■ THE INPUT
^^^^
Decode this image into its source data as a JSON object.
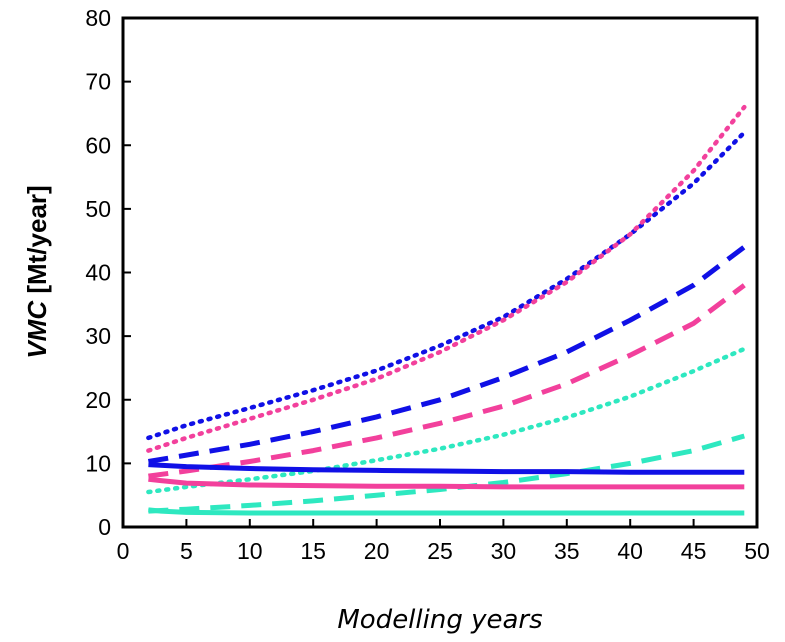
{
  "chart_data": {
    "type": "line",
    "xlabel": "Modelling years",
    "ylabel_italic": "VMC",
    "ylabel_rest": " [Mt/year]",
    "xlim": [
      0,
      50
    ],
    "ylim": [
      0,
      80
    ],
    "xticks": [
      0,
      5,
      10,
      15,
      20,
      25,
      30,
      35,
      40,
      45,
      50
    ],
    "yticks": [
      0,
      10,
      20,
      30,
      40,
      50,
      60,
      70,
      80
    ],
    "grid": false,
    "legend": "none",
    "series": [
      {
        "color": "#1010e6",
        "style": "dotted",
        "x": [
          2,
          5,
          10,
          15,
          20,
          25,
          30,
          35,
          40,
          45,
          49
        ],
        "y": [
          14,
          16,
          18.7,
          21.5,
          24.6,
          28.5,
          33,
          39,
          46,
          54,
          62
        ]
      },
      {
        "color": "#f2409c",
        "style": "dotted",
        "x": [
          2,
          5,
          10,
          15,
          20,
          25,
          30,
          35,
          40,
          45,
          49
        ],
        "y": [
          12,
          14,
          17,
          20,
          23.3,
          27.5,
          32.5,
          38.5,
          46,
          56,
          66
        ]
      },
      {
        "color": "#1010e6",
        "style": "dashed",
        "x": [
          2,
          5,
          10,
          15,
          20,
          25,
          30,
          35,
          40,
          45,
          49
        ],
        "y": [
          10.3,
          11.3,
          13,
          15,
          17.3,
          20,
          23.5,
          27.5,
          32.5,
          38,
          44
        ]
      },
      {
        "color": "#f2409c",
        "style": "dashed",
        "x": [
          2,
          5,
          10,
          15,
          20,
          25,
          30,
          35,
          40,
          45,
          49
        ],
        "y": [
          8,
          8.8,
          10.3,
          12,
          14,
          16.3,
          19,
          22.5,
          27,
          32,
          38
        ]
      },
      {
        "color": "#2ee8c0",
        "style": "dotted",
        "x": [
          2,
          5,
          10,
          15,
          20,
          25,
          30,
          35,
          40,
          45,
          49
        ],
        "y": [
          5.5,
          6.3,
          7.5,
          8.8,
          10.5,
          12.3,
          14.5,
          17.2,
          20.5,
          24.5,
          28
        ]
      },
      {
        "color": "#2ee8c0",
        "style": "dashed",
        "x": [
          2,
          5,
          10,
          15,
          20,
          25,
          30,
          35,
          40,
          45,
          49
        ],
        "y": [
          2.5,
          2.8,
          3.4,
          4.1,
          5,
          5.9,
          7,
          8.4,
          10,
          12,
          14.3
        ]
      },
      {
        "color": "#1010e6",
        "style": "solid",
        "x": [
          2,
          5,
          10,
          15,
          20,
          25,
          30,
          35,
          40,
          45,
          49
        ],
        "y": [
          9.8,
          9.5,
          9.2,
          9.0,
          8.9,
          8.8,
          8.7,
          8.7,
          8.6,
          8.6,
          8.6
        ]
      },
      {
        "color": "#f2409c",
        "style": "solid",
        "x": [
          2,
          3,
          5,
          10,
          15,
          20,
          25,
          30,
          35,
          40,
          45,
          49
        ],
        "y": [
          7.5,
          7.3,
          6.9,
          6.6,
          6.5,
          6.4,
          6.4,
          6.3,
          6.3,
          6.3,
          6.3,
          6.3
        ]
      },
      {
        "color": "#2ee8c0",
        "style": "solid",
        "x": [
          2,
          3,
          5,
          10,
          15,
          20,
          25,
          30,
          35,
          40,
          45,
          49
        ],
        "y": [
          2.7,
          2.5,
          2.3,
          2.2,
          2.2,
          2.2,
          2.2,
          2.2,
          2.2,
          2.2,
          2.2,
          2.2
        ]
      }
    ]
  }
}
^^^^
■ THE TASK
Except for the pictures, reproduce every line exactly.

■ RESULT OF THIS EXERCISE
Decode this image into its source data as a JSON object.
{
  "chart_data": {
    "type": "line",
    "xlabel": "Modelling years",
    "ylabel_italic": "VMC",
    "ylabel_rest": " [Mt/year]",
    "xlim": [
      0,
      50
    ],
    "ylim": [
      0,
      80
    ],
    "xticks": [
      0,
      5,
      10,
      15,
      20,
      25,
      30,
      35,
      40,
      45,
      50
    ],
    "yticks": [
      0,
      10,
      20,
      30,
      40,
      50,
      60,
      70,
      80
    ],
    "grid": false,
    "legend": "none",
    "series": [
      {
        "color": "#1010e6",
        "style": "dotted",
        "x": [
          2,
          5,
          10,
          15,
          20,
          25,
          30,
          35,
          40,
          45,
          49
        ],
        "y": [
          14,
          16,
          18.7,
          21.5,
          24.6,
          28.5,
          33,
          39,
          46,
          54,
          62
        ]
      },
      {
        "color": "#f2409c",
        "style": "dotted",
        "x": [
          2,
          5,
          10,
          15,
          20,
          25,
          30,
          35,
          40,
          45,
          49
        ],
        "y": [
          12,
          14,
          17,
          20,
          23.3,
          27.5,
          32.5,
          38.5,
          46,
          56,
          66
        ]
      },
      {
        "color": "#1010e6",
        "style": "dashed",
        "x": [
          2,
          5,
          10,
          15,
          20,
          25,
          30,
          35,
          40,
          45,
          49
        ],
        "y": [
          10.3,
          11.3,
          13,
          15,
          17.3,
          20,
          23.5,
          27.5,
          32.5,
          38,
          44
        ]
      },
      {
        "color": "#f2409c",
        "style": "dashed",
        "x": [
          2,
          5,
          10,
          15,
          20,
          25,
          30,
          35,
          40,
          45,
          49
        ],
        "y": [
          8,
          8.8,
          10.3,
          12,
          14,
          16.3,
          19,
          22.5,
          27,
          32,
          38
        ]
      },
      {
        "color": "#2ee8c0",
        "style": "dotted",
        "x": [
          2,
          5,
          10,
          15,
          20,
          25,
          30,
          35,
          40,
          45,
          49
        ],
        "y": [
          5.5,
          6.3,
          7.5,
          8.8,
          10.5,
          12.3,
          14.5,
          17.2,
          20.5,
          24.5,
          28
        ]
      },
      {
        "color": "#2ee8c0",
        "style": "dashed",
        "x": [
          2,
          5,
          10,
          15,
          20,
          25,
          30,
          35,
          40,
          45,
          49
        ],
        "y": [
          2.5,
          2.8,
          3.4,
          4.1,
          5,
          5.9,
          7,
          8.4,
          10,
          12,
          14.3
        ]
      },
      {
        "color": "#1010e6",
        "style": "solid",
        "x": [
          2,
          5,
          10,
          15,
          20,
          25,
          30,
          35,
          40,
          45,
          49
        ],
        "y": [
          9.8,
          9.5,
          9.2,
          9.0,
          8.9,
          8.8,
          8.7,
          8.7,
          8.6,
          8.6,
          8.6
        ]
      },
      {
        "color": "#f2409c",
        "style": "solid",
        "x": [
          2,
          3,
          5,
          10,
          15,
          20,
          25,
          30,
          35,
          40,
          45,
          49
        ],
        "y": [
          7.5,
          7.3,
          6.9,
          6.6,
          6.5,
          6.4,
          6.4,
          6.3,
          6.3,
          6.3,
          6.3,
          6.3
        ]
      },
      {
        "color": "#2ee8c0",
        "style": "solid",
        "x": [
          2,
          3,
          5,
          10,
          15,
          20,
          25,
          30,
          35,
          40,
          45,
          49
        ],
        "y": [
          2.7,
          2.5,
          2.3,
          2.2,
          2.2,
          2.2,
          2.2,
          2.2,
          2.2,
          2.2,
          2.2,
          2.2
        ]
      }
    ]
  }
}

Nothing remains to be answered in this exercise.